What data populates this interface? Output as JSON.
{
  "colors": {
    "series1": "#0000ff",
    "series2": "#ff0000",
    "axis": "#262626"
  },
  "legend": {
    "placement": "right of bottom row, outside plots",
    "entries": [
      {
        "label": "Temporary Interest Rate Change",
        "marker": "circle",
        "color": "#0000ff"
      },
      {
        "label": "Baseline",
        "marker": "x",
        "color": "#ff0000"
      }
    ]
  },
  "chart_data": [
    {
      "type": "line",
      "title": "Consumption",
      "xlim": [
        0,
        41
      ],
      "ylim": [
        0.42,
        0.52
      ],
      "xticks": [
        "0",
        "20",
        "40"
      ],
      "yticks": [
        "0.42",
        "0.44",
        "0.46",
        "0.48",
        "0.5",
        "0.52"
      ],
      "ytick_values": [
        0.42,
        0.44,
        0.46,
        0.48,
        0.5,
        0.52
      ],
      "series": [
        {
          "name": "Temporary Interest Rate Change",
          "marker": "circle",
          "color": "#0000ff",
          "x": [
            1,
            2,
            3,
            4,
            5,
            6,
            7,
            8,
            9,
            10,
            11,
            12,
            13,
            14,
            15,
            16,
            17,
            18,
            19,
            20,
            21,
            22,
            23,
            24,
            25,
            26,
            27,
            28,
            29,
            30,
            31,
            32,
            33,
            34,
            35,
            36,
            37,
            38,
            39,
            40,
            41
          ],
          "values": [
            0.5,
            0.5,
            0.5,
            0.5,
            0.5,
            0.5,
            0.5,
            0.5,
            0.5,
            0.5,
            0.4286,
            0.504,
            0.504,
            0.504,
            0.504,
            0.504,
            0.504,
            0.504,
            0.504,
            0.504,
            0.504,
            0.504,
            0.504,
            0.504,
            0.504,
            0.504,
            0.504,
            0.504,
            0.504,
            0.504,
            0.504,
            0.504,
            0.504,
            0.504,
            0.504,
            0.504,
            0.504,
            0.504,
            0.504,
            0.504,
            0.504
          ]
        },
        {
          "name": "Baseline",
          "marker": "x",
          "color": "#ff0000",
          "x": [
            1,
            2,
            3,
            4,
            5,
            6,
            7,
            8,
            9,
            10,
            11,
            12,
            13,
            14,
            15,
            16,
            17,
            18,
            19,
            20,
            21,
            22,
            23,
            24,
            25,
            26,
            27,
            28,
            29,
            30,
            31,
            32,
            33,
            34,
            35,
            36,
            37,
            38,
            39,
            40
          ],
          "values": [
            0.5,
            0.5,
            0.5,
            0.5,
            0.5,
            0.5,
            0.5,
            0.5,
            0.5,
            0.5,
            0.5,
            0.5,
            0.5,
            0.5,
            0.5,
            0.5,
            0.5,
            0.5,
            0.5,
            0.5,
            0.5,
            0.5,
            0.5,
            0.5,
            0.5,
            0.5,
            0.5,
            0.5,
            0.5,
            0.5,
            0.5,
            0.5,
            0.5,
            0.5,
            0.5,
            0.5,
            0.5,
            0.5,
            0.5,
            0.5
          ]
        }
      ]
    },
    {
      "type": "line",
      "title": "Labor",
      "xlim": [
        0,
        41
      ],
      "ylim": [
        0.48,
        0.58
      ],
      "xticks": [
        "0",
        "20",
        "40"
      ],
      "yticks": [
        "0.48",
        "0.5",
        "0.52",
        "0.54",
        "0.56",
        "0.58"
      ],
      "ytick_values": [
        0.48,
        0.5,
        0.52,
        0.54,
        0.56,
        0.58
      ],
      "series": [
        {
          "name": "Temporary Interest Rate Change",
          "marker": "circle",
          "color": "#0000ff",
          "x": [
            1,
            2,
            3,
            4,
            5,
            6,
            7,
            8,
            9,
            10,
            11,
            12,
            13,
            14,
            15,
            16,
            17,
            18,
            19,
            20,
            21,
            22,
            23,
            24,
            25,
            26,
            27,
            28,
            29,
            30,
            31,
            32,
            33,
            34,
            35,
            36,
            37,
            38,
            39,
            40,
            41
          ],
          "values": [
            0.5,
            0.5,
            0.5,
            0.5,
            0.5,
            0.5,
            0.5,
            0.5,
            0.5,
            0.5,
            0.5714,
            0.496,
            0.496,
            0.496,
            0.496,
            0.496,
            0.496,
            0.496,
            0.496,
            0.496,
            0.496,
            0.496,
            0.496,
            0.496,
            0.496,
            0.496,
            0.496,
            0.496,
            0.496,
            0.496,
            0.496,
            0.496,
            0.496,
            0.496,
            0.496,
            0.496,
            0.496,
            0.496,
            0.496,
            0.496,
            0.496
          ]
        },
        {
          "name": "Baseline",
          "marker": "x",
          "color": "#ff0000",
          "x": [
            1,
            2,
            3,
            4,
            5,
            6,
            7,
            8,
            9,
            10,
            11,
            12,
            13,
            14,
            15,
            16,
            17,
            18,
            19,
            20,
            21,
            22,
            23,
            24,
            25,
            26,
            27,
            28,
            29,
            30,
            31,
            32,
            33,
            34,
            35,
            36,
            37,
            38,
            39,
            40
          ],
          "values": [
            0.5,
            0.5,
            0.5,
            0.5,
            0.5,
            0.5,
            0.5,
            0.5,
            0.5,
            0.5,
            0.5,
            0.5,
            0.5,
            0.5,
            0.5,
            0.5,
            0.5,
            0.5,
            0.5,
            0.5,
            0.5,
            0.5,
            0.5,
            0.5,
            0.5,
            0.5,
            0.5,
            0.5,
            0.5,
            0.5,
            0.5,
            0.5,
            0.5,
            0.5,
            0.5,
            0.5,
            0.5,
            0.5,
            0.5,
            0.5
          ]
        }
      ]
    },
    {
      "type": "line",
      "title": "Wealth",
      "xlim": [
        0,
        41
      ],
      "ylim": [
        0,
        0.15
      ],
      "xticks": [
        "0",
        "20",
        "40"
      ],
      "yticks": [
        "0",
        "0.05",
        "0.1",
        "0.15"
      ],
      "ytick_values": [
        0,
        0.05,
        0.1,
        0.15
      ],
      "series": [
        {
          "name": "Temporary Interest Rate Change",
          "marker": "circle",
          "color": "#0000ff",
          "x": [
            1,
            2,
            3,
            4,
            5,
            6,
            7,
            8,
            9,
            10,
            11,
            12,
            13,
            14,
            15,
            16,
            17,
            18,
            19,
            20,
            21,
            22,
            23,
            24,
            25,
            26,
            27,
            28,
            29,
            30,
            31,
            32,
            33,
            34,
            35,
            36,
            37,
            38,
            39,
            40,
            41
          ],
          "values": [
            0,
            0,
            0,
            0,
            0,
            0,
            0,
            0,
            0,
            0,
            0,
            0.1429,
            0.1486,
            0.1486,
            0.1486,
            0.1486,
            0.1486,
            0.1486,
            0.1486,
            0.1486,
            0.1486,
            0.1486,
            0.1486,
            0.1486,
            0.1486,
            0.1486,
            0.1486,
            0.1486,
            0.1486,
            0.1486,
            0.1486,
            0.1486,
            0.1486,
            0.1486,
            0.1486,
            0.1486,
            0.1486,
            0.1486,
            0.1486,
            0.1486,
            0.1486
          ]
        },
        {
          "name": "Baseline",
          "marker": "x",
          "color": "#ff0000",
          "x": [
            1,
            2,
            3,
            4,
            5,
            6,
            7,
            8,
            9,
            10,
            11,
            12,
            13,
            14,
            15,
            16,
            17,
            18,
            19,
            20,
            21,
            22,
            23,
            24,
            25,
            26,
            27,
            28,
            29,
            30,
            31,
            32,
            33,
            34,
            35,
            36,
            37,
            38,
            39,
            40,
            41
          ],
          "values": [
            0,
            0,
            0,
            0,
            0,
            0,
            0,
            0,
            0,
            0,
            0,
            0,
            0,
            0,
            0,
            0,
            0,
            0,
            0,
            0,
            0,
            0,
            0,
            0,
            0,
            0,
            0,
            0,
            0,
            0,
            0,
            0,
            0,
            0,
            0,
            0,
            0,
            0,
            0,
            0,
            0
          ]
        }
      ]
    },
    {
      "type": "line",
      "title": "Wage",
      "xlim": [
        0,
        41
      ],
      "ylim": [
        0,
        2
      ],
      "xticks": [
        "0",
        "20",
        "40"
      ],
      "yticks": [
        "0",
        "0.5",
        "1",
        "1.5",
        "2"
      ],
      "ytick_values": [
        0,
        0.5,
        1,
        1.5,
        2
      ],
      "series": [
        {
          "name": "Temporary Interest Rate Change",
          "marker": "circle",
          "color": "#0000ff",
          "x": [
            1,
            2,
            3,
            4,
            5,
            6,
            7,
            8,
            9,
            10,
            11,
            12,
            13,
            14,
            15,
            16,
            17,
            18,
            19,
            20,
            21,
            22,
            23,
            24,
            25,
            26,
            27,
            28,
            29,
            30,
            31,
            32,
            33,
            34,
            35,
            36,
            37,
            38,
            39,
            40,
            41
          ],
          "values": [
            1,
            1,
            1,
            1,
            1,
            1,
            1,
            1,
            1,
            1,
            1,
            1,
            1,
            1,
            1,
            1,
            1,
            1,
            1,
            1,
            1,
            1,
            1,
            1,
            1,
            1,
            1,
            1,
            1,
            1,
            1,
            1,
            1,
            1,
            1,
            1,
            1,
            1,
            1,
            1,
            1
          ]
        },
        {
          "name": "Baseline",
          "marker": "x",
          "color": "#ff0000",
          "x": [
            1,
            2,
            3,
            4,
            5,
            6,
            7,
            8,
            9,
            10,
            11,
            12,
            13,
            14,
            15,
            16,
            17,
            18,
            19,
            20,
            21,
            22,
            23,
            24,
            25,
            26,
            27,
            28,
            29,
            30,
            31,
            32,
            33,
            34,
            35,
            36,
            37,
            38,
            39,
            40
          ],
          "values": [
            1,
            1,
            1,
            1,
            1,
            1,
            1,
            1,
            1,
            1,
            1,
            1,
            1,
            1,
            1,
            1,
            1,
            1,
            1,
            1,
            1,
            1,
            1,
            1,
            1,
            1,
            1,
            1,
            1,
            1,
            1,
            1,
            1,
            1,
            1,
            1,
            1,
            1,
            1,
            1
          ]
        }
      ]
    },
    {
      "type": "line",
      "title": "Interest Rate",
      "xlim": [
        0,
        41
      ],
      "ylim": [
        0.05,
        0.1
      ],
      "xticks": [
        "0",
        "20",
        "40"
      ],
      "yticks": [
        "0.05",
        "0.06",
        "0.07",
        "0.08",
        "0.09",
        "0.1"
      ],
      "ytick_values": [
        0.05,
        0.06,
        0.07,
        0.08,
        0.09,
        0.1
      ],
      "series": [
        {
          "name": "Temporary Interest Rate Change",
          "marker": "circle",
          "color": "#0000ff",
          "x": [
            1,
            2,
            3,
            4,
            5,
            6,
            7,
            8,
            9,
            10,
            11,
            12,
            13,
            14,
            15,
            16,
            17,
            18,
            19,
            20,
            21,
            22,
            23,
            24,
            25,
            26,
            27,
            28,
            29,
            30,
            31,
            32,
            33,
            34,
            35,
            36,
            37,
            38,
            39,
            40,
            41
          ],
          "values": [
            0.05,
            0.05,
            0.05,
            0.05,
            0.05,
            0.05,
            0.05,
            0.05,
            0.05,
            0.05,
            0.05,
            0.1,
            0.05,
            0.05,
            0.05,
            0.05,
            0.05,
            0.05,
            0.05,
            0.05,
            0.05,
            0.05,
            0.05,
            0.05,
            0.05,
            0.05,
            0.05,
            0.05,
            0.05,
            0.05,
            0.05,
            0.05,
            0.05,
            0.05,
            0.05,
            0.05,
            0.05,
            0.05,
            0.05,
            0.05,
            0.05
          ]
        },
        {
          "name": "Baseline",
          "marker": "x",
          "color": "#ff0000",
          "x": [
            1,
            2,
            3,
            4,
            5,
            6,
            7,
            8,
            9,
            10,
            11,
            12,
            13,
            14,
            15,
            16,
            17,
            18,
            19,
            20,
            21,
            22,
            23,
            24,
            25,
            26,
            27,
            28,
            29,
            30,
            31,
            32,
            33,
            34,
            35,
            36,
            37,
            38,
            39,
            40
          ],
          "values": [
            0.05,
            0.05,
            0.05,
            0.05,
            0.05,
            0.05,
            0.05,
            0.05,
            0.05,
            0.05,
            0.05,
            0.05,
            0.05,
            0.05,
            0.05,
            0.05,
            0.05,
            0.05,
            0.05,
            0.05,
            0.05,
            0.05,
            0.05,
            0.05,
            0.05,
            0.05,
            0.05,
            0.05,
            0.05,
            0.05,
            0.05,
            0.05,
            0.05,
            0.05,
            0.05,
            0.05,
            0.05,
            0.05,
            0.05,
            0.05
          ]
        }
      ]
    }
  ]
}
================================
Read the data above and count the lines that include "title". Answer only with the count.

5